◆ The problem:
Return every record below exactly as written, but leave out the pictures.

◆ Data provided:
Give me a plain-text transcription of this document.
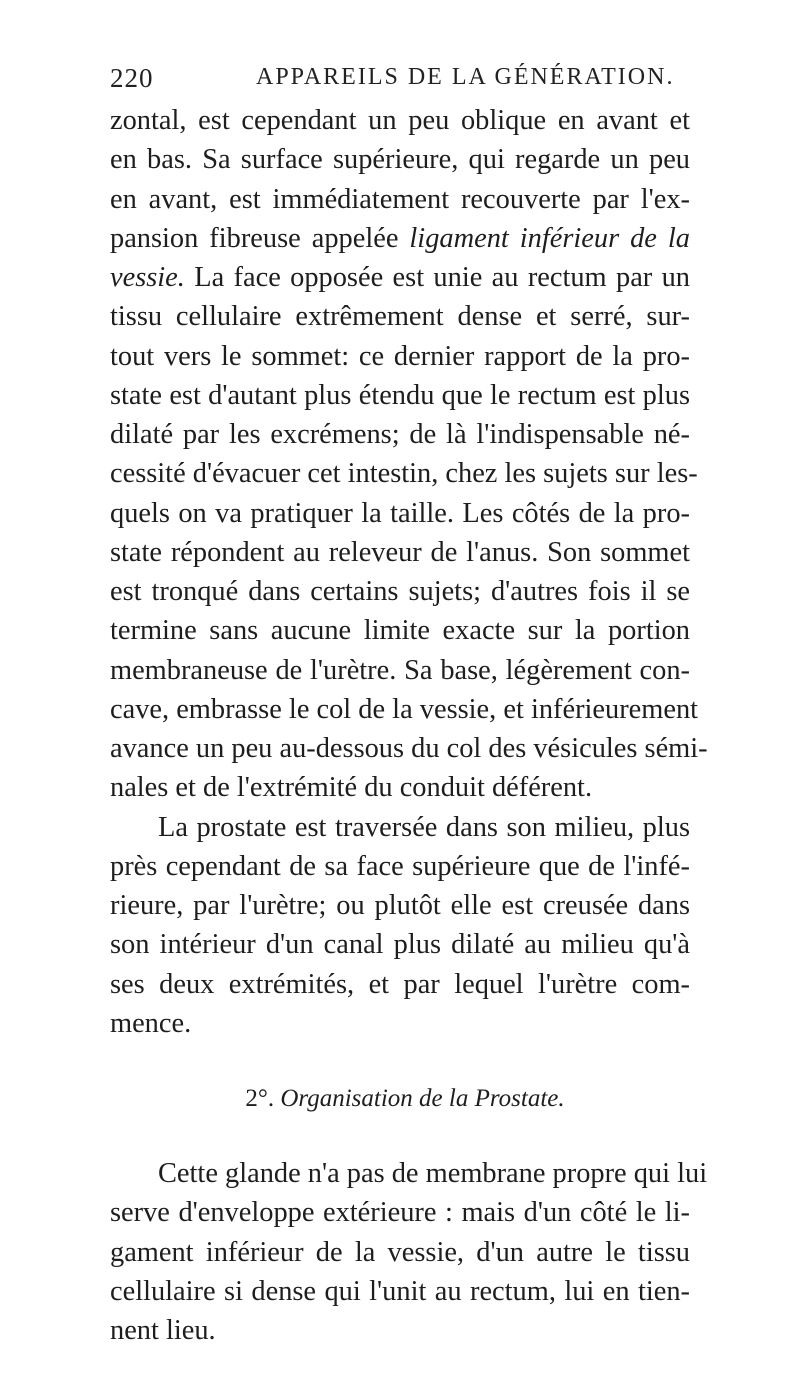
220	APPAREILS DE LA GÉNÉRATION.
zontal, est cependant un peu oblique en avant et
en bas. Sa surface supérieure, qui regarde un peu
en avant, est immédiatement recouverte par l'ex-
pansion fibreuse appelée ligament inférieur de la
vessie. La face opposée est unie au rectum par un
tissu cellulaire extrêmement dense et serré, sur-
tout vers le sommet: ce dernier rapport de la pro-
state est d'autant plus étendu que le rectum est plus
dilaté par les excrémens; de là l'indispensable né-
cessité d'évacuer cet intestin, chez les sujets sur les-
quels on va pratiquer la taille. Les côtés de la pro-
state répondent au releveur de l'anus. Son sommet
est tronqué dans certains sujets; d'autres fois il se
termine sans aucune limite exacte sur la portion
membraneuse de l'urètre. Sa base, légèrement con-
cave, embrasse le col de la vessie, et inférieurement
avance un peu au-dessous du col des vésicules sémi-
nales et de l'extrémité du conduit déférent.
La prostate est traversée dans son milieu, plus
près cependant de sa face supérieure que de l'infé-
rieure, par l'urètre; ou plutôt elle est creusée dans
son intérieur d'un canal plus dilaté au milieu qu'à
ses deux extrémités, et par lequel l'urètre com-
mence.
2°. Organisation de la Prostate.
Cette glande n'a pas de membrane propre qui lui
serve d'enveloppe extérieure : mais d'un côté le li-
gament inférieur de la vessie, d'un autre le tissu
cellulaire si dense qui l'unit au rectum, lui en tien-
nent lieu.
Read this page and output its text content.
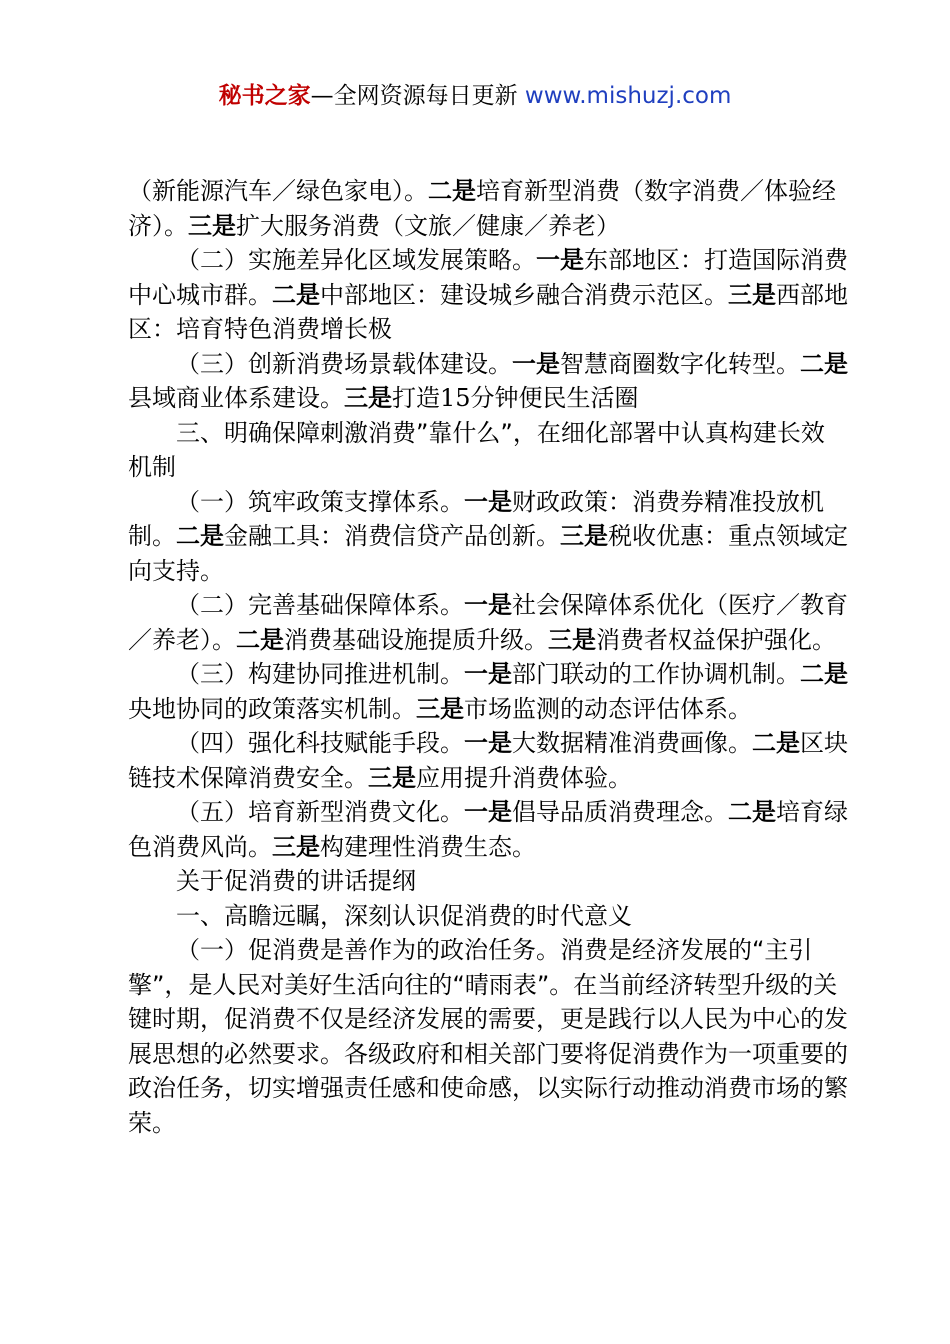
秘书之家—全网资源每日更新 www.mishuzj.com

（新能源汽车／绿色家电）。二是培育新型消费（数字消费／体验经济）。三是扩大服务消费（文旅／健康／养老）

（二）实施差异化区域发展策略。一是东部地区：打造国际消费中心城市群。二是中部地区：建设城乡融合消费示范区。三是西部地区：培育特色消费增长极

（三）创新消费场景载体建设。一是智慧商圈数字化转型。二是县域商业体系建设。三是打造15分钟便民生活圈

三、明确保障刺激消费”靠什么”，在细化部署中认真构建长效机制

（一）筑牢政策支撑体系。一是财政政策：消费券精准投放机制。二是金融工具：消费信贷产品创新。三是税收优惠：重点领域定向支持。

（二）完善基础保障体系。一是社会保障体系优化（医疗／教育／养老）。二是消费基础设施提质升级。三是消费者权益保护强化。

（三）构建协同推进机制。一是部门联动的工作协调机制。二是央地协同的政策落实机制。三是市场监测的动态评估体系。

（四）强化科技赋能手段。一是大数据精准消费画像。二是区块链技术保障消费安全。三是应用提升消费体验。

（五）培育新型消费文化。一是倡导品质消费理念。二是培育绿色消费风尚。三是构建理性消费生态。

关于促消费的讲话提纲

一、高瞻远瞩，深刻认识促消费的时代意义

（一）促消费是善作为的政治任务。消费是经济发展的“主引擎”，是人民对美好生活向往的“晴雨表”。在当前经济转型升级的关键时期，促消费不仅是经济发展的需要，更是践行以人民为中心的发展思想的必然要求。各级政府和相关部门要将促消费作为一项重要的政治任务，切实增强责任感和使命感，以实际行动推动消费市场的繁荣。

◆ Reply to the exercise:
Give me a plain-text transcription of this document.
220	APPAREILS DE LA GÉNÉRATION.
zontal, est cependant un peu oblique en avant et
en bas. Sa surface supérieure, qui regarde un peu
en avant, est immédiatement recouverte par l'ex-
pansion fibreuse appelée ligament inférieur de la
vessie. La face opposée est unie au rectum par un
tissu cellulaire extrêmement dense et serré, sur-
tout vers le sommet: ce dernier rapport de la pro-
state est d'autant plus étendu que le rectum est plus
dilaté par les excrémens; de là l'indispensable né-
cessité d'évacuer cet intestin, chez les sujets sur les-
quels on va pratiquer la taille. Les côtés de la pro-
state répondent au releveur de l'anus. Son sommet
est tronqué dans certains sujets; d'autres fois il se
termine sans aucune limite exacte sur la portion
membraneuse de l'urètre. Sa base, légèrement con-
cave, embrasse le col de la vessie, et inférieurement
avance un peu au-dessous du col des vésicules sémi-
nales et de l'extrémité du conduit déférent.
La prostate est traversée dans son milieu, plus
près cependant de sa face supérieure que de l'infé-
rieure, par l'urètre; ou plutôt elle est creusée dans
son intérieur d'un canal plus dilaté au milieu qu'à
ses deux extrémités, et par lequel l'urètre com-
mence.
2°. Organisation de la Prostate.
Cette glande n'a pas de membrane propre qui lui
serve d'enveloppe extérieure : mais d'un côté le li-
gament inférieur de la vessie, d'un autre le tissu
cellulaire si dense qui l'unit au rectum, lui en tien-
nent lieu.
Read this page and output its text content.
秘书之家—全网资源每日更新 www.mishuzj.com

（新能源汽车／绿色家电）。二是培育新型消费（数字消费／体验经济）。三是扩大服务消费（文旅／健康／养老）

（二）实施差异化区域发展策略。一是东部地区：打造国际消费中心城市群。二是中部地区：建设城乡融合消费示范区。三是西部地区：培育特色消费增长极

（三）创新消费场景载体建设。一是智慧商圈数字化转型。二是县域商业体系建设。三是打造15分钟便民生活圈

三、明确保障刺激消费”靠什么”，在细化部署中认真构建长效机制

（一）筑牢政策支撑体系。一是财政政策：消费券精准投放机制。二是金融工具：消费信贷产品创新。三是税收优惠：重点领域定向支持。

（二）完善基础保障体系。一是社会保障体系优化（医疗／教育／养老）。二是消费基础设施提质升级。三是消费者权益保护强化。

（三）构建协同推进机制。一是部门联动的工作协调机制。二是央地协同的政策落实机制。三是市场监测的动态评估体系。

（四）强化科技赋能手段。一是大数据精准消费画像。二是区块链技术保障消费安全。三是应用提升消费体验。

（五）培育新型消费文化。一是倡导品质消费理念。二是培育绿色消费风尚。三是构建理性消费生态。

关于促消费的讲话提纲

一、高瞻远瞩，深刻认识促消费的时代意义

（一）促消费是善作为的政治任务。消费是经济发展的“主引擎”，是人民对美好生活向往的“晴雨表”。在当前经济转型升级的关键时期，促消费不仅是经济发展的需要，更是践行以人民为中心的发展思想的必然要求。各级政府和相关部门要将促消费作为一项重要的政治任务，切实增强责任感和使命感，以实际行动推动消费市场的繁荣。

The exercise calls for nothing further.